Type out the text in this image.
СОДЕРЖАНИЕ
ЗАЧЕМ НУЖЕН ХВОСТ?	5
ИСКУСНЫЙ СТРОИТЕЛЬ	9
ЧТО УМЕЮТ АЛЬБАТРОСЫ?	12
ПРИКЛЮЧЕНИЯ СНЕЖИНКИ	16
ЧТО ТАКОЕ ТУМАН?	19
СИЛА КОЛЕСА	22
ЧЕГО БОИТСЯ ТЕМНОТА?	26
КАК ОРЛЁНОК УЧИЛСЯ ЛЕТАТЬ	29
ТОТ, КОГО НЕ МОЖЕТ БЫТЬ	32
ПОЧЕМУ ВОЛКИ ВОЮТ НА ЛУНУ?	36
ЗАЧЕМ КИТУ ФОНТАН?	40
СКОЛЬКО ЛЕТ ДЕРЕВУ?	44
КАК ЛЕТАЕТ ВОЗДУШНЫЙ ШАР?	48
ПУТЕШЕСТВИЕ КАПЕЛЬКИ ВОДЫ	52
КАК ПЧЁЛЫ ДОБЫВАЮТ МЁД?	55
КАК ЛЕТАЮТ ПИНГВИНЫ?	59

──────────────────────────────

Written task:
Please repeat the listing exactly, with nothing left out.

Correct response:
Type out the text in this image.
СОДЕРЖАНИЕ
ЗАЧЕМ НУЖЕН ХВОСТ?	5
ИСКУСНЫЙ СТРОИТЕЛЬ	9
ЧТО УМЕЮТ АЛЬБАТРОСЫ?	12
ПРИКЛЮЧЕНИЯ СНЕЖИНКИ	16
ЧТО ТАКОЕ ТУМАН?	19
СИЛА КОЛЕСА	22
ЧЕГО БОИТСЯ ТЕМНОТА?	26
КАК ОРЛЁНОК УЧИЛСЯ ЛЕТАТЬ	29
ТОТ, КОГО НЕ МОЖЕТ БЫТЬ	32
ПОЧЕМУ ВОЛКИ ВОЮТ НА ЛУНУ?	36
ЗАЧЕМ КИТУ ФОНТАН?	40
СКОЛЬКО ЛЕТ ДЕРЕВУ?	44
КАК ЛЕТАЕТ ВОЗДУШНЫЙ ШАР?	48
ПУТЕШЕСТВИЕ КАПЕЛЬКИ ВОДЫ	52
КАК ПЧЁЛЫ ДОБЫВАЮТ МЁД?	55
КАК ЛЕТАЮТ ПИНГВИНЫ?	59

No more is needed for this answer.